== What to work on ==
Skip the pictures and repeat each line of the data exactly.

::: Working data

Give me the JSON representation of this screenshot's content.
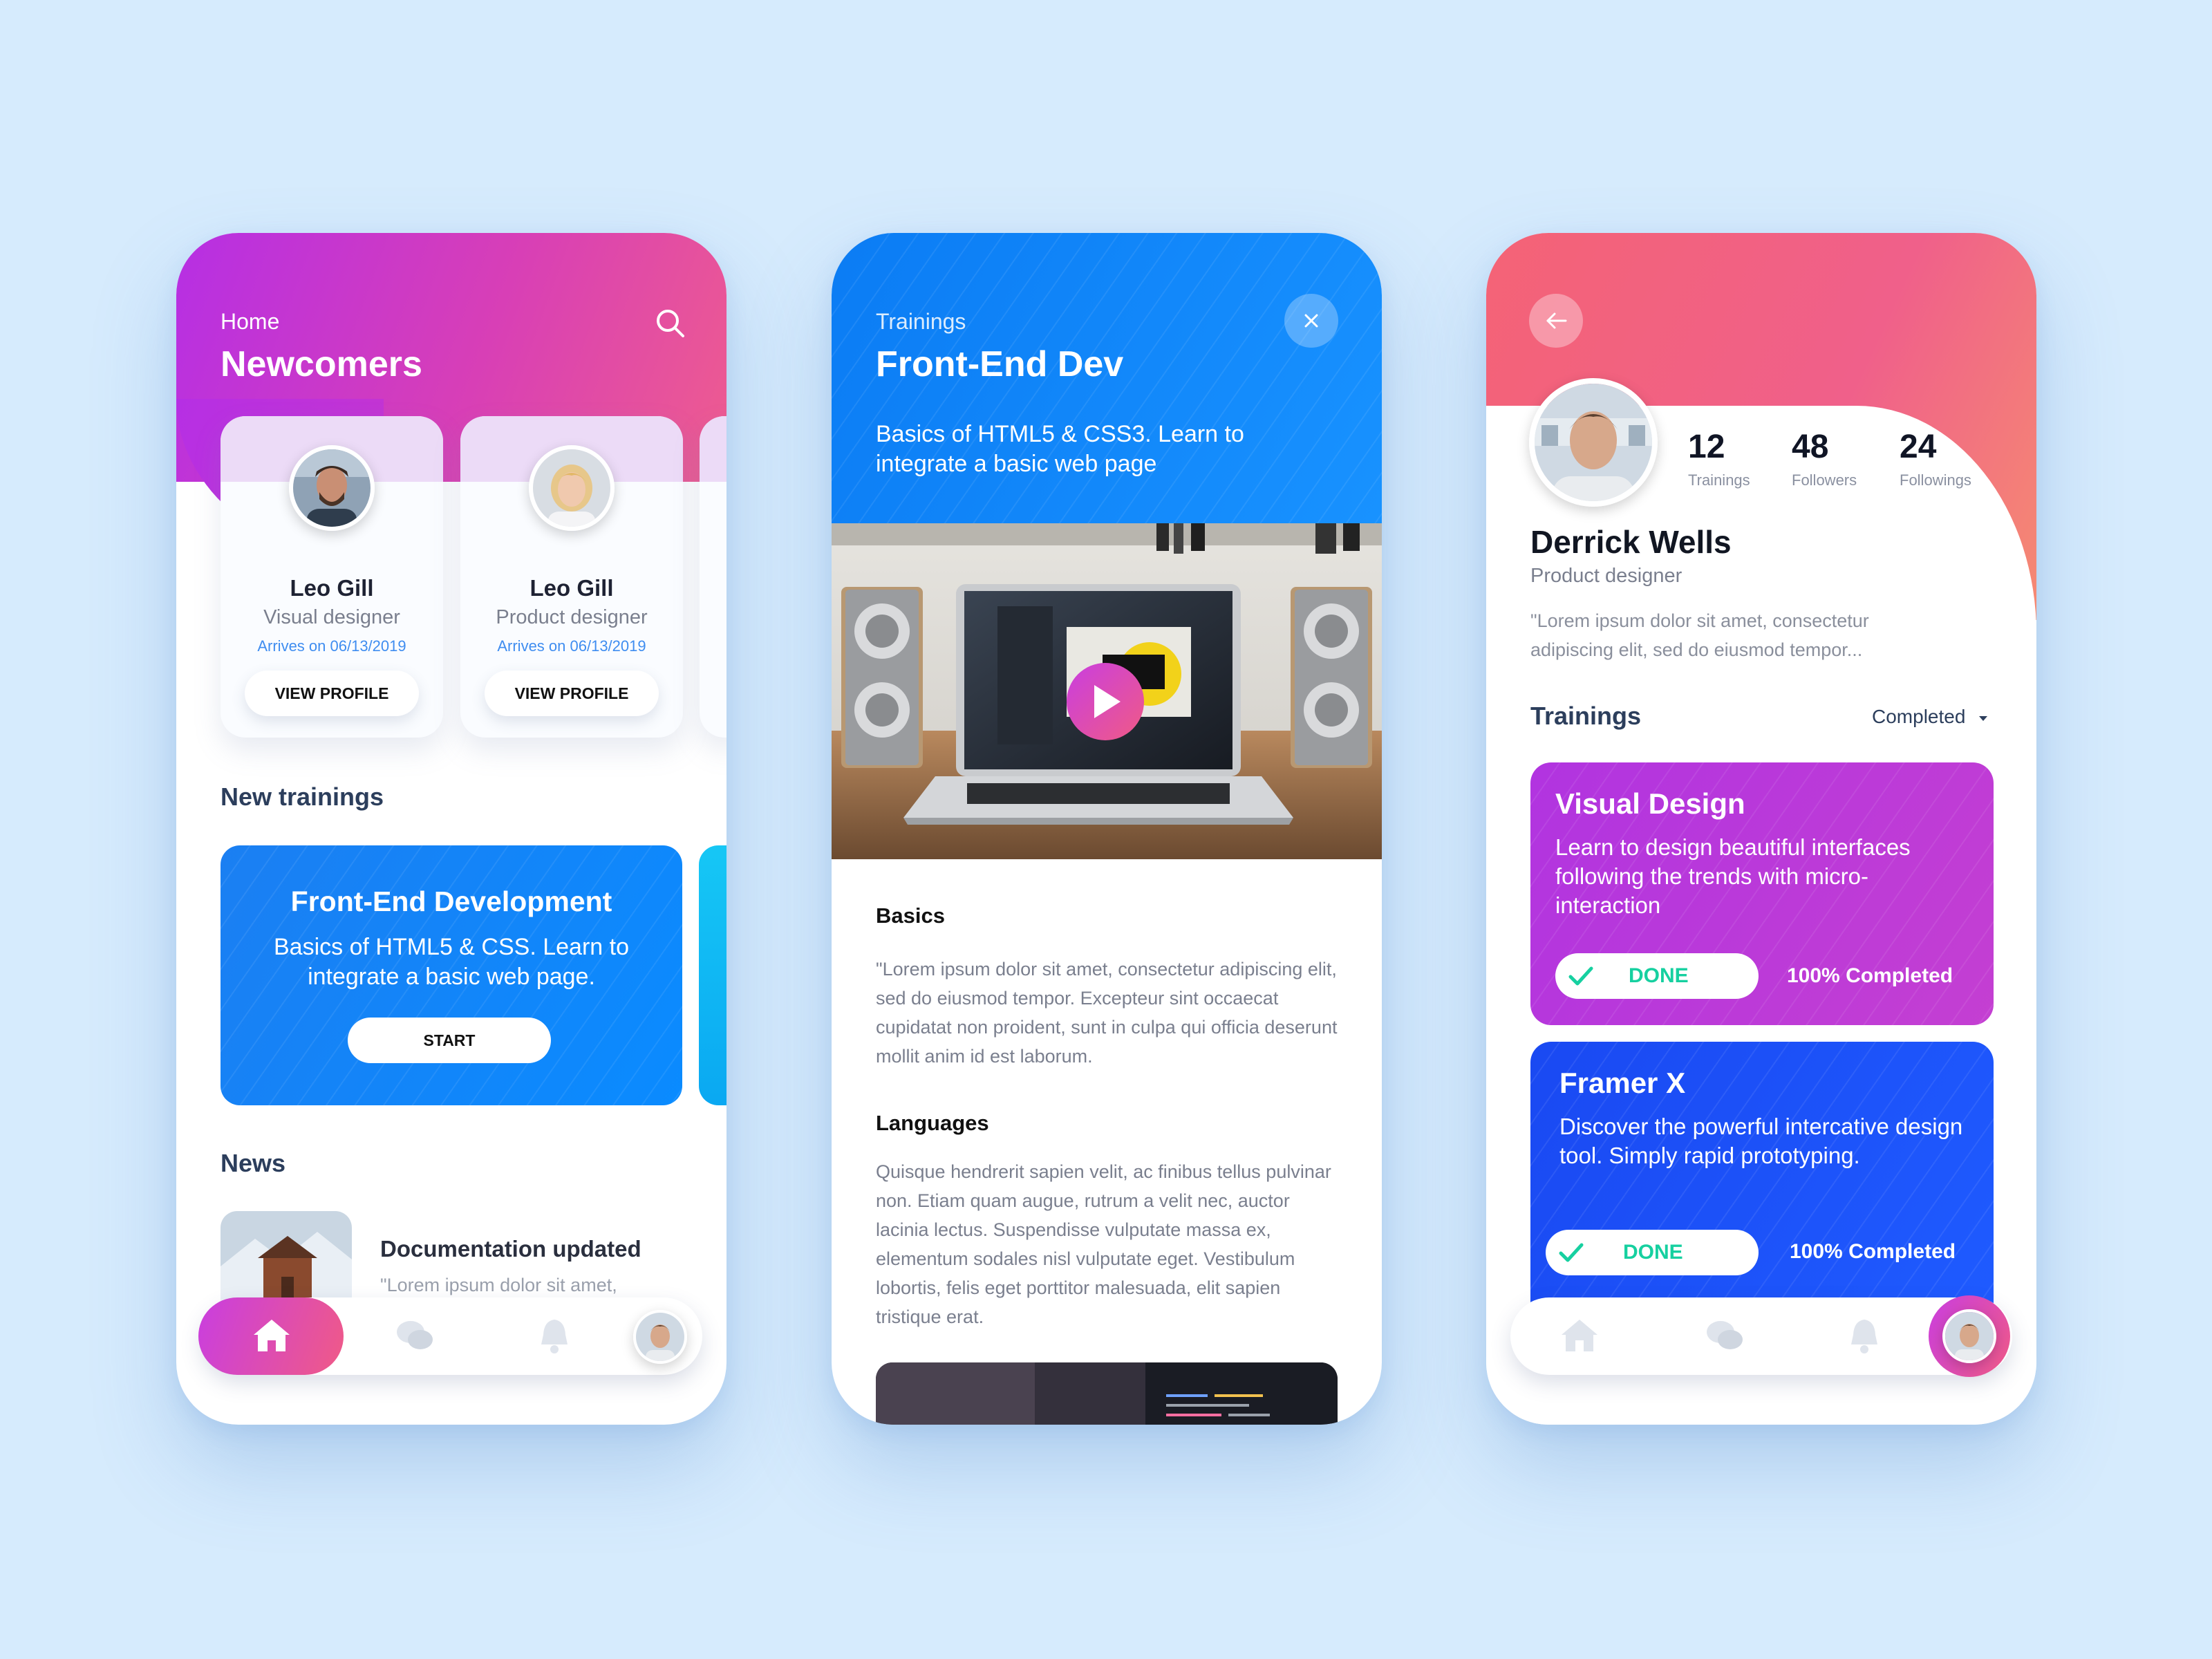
{
  "colors": {
    "background": "#d6ebfd",
    "magenta_gradient": [
      "#b62fe4",
      "#ee5c8f"
    ],
    "blue_gradient": [
      "#0b7cf4",
      "#1892ff"
    ],
    "coral_gradient": [
      "#f46376",
      "#f58a72"
    ],
    "done_green": "#16d0a0",
    "link_blue": "#3f8df0"
  },
  "home": {
    "breadcrumb": "Home",
    "title": "Newcomers",
    "newcomers": [
      {
        "name": "Leo Gill",
        "role": "Visual designer",
        "arrives": "Arrives on 06/13/2019",
        "button": "VIEW PROFILE"
      },
      {
        "name": "Leo Gill",
        "role": "Product designer",
        "arrives": "Arrives on 06/13/2019",
        "button": "VIEW PROFILE"
      }
    ],
    "new_trainings_heading": "New trainings",
    "training_card": {
      "title": "Front-End Development",
      "description": "Basics of HTML5 & CSS. Learn to integrate a basic web page.",
      "button": "START"
    },
    "news_heading": "News",
    "news_item": {
      "title": "Documentation updated",
      "excerpt": "\"Lorem ipsum dolor sit amet,"
    },
    "nav": [
      "home-icon",
      "chat-icon",
      "bell-icon",
      "profile-avatar"
    ]
  },
  "training": {
    "breadcrumb": "Trainings",
    "title": "Front-End Dev",
    "subtitle": "Basics of HTML5 & CSS3. Learn to integrate a basic web page",
    "sections": [
      {
        "heading": "Basics",
        "text": "\"Lorem ipsum dolor sit amet, consectetur adipiscing elit, sed do eiusmod tempor. Excepteur sint occaecat cupidatat non proident, sunt in culpa qui officia deserunt mollit anim id est laborum."
      },
      {
        "heading": "Languages",
        "text": "Quisque hendrerit sapien velit, ac finibus tellus pulvinar non. Etiam quam augue, rutrum a velit nec, auctor lacinia lectus. Suspendisse vulputate massa ex, elementum sodales nisl vulputate eget. Vestibulum lobortis, felis eget porttitor malesuada, elit sapien tristique erat."
      }
    ]
  },
  "profile": {
    "name": "Derrick Wells",
    "role": "Product designer",
    "bio": "\"Lorem ipsum dolor sit amet, consectetur adipiscing elit, sed do eiusmod tempor...",
    "stats": [
      {
        "value": "12",
        "label": "Trainings"
      },
      {
        "value": "48",
        "label": "Followers"
      },
      {
        "value": "24",
        "label": "Followings"
      }
    ],
    "trainings_heading": "Trainings",
    "filter": "Completed",
    "trainings": [
      {
        "title": "Visual Design",
        "description": "Learn to design beautiful interfaces following the trends with micro-interaction",
        "status": "DONE",
        "progress_label": "100% Completed",
        "progress": 1.0
      },
      {
        "title": "Framer X",
        "description": "Discover the powerful intercative design tool. Simply rapid prototyping.",
        "status": "DONE",
        "progress_label": "100% Completed",
        "progress": 1.0
      }
    ]
  }
}
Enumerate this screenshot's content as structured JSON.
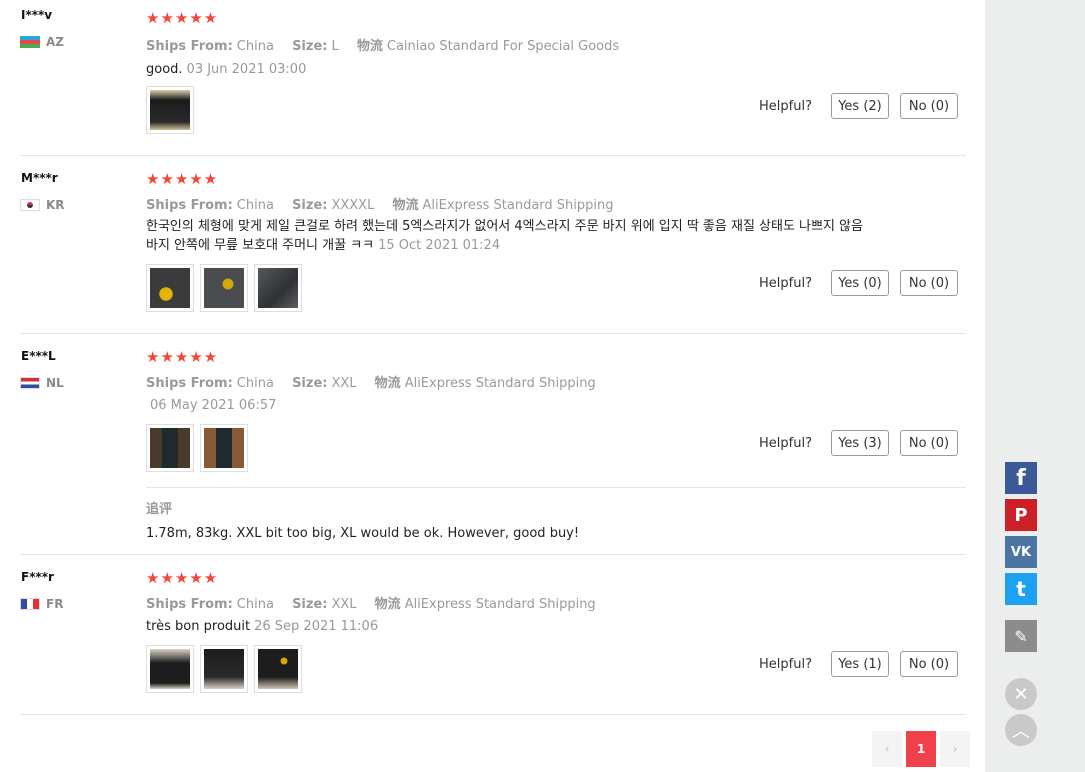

::::::

== Finished answer ==
Give me the JSON representation of this screenshot's content.
{
  "colors": {
    "background": "#d6ebfd",
    "magenta_gradient": [
      "#b62fe4",
      "#ee5c8f"
    ],
    "blue_gradient": [
      "#0b7cf4",
      "#1892ff"
    ],
    "coral_gradient": [
      "#f46376",
      "#f58a72"
    ],
    "done_green": "#16d0a0",
    "link_blue": "#3f8df0"
  },
  "home": {
    "breadcrumb": "Home",
    "title": "Newcomers",
    "newcomers": [
      {
        "name": "Leo Gill",
        "role": "Visual designer",
        "arrives": "Arrives on 06/13/2019",
        "button": "VIEW PROFILE"
      },
      {
        "name": "Leo Gill",
        "role": "Product designer",
        "arrives": "Arrives on 06/13/2019",
        "button": "VIEW PROFILE"
      }
    ],
    "new_trainings_heading": "New trainings",
    "training_card": {
      "title": "Front-End Development",
      "description": "Basics of HTML5 & CSS. Learn to integrate a basic web page.",
      "button": "START"
    },
    "news_heading": "News",
    "news_item": {
      "title": "Documentation updated",
      "excerpt": "\"Lorem ipsum dolor sit amet,"
    },
    "nav": [
      "home-icon",
      "chat-icon",
      "bell-icon",
      "profile-avatar"
    ]
  },
  "training": {
    "breadcrumb": "Trainings",
    "title": "Front-End Dev",
    "subtitle": "Basics of HTML5 & CSS3. Learn to integrate a basic web page",
    "sections": [
      {
        "heading": "Basics",
        "text": "\"Lorem ipsum dolor sit amet, consectetur adipiscing elit, sed do eiusmod tempor. Excepteur sint occaecat cupidatat non proident, sunt in culpa qui officia deserunt mollit anim id est laborum."
      },
      {
        "heading": "Languages",
        "text": "Quisque hendrerit sapien velit, ac finibus tellus pulvinar non. Etiam quam augue, rutrum a velit nec, auctor lacinia lectus. Suspendisse vulputate massa ex, elementum sodales nisl vulputate eget. Vestibulum lobortis, felis eget porttitor malesuada, elit sapien tristique erat."
      }
    ]
  },
  "profile": {
    "name": "Derrick Wells",
    "role": "Product designer",
    "bio": "\"Lorem ipsum dolor sit amet, consectetur adipiscing elit, sed do eiusmod tempor...",
    "stats": [
      {
        "value": "12",
        "label": "Trainings"
      },
      {
        "value": "48",
        "label": "Followers"
      },
      {
        "value": "24",
        "label": "Followings"
      }
    ],
    "trainings_heading": "Trainings",
    "filter": "Completed",
    "trainings": [
      {
        "title": "Visual Design",
        "description": "Learn to design beautiful interfaces following the trends with micro-interaction",
        "status": "DONE",
        "progress_label": "100% Completed",
        "progress": 1.0
      },
      {
        "title": "Framer X",
        "description": "Discover the powerful intercative design tool. Simply rapid prototyping.",
        "status": "DONE",
        "progress_label": "100% Completed",
        "progress": 1.0
      }
    ]
  }
}
Enumerate this screenshot's content as structured JSON.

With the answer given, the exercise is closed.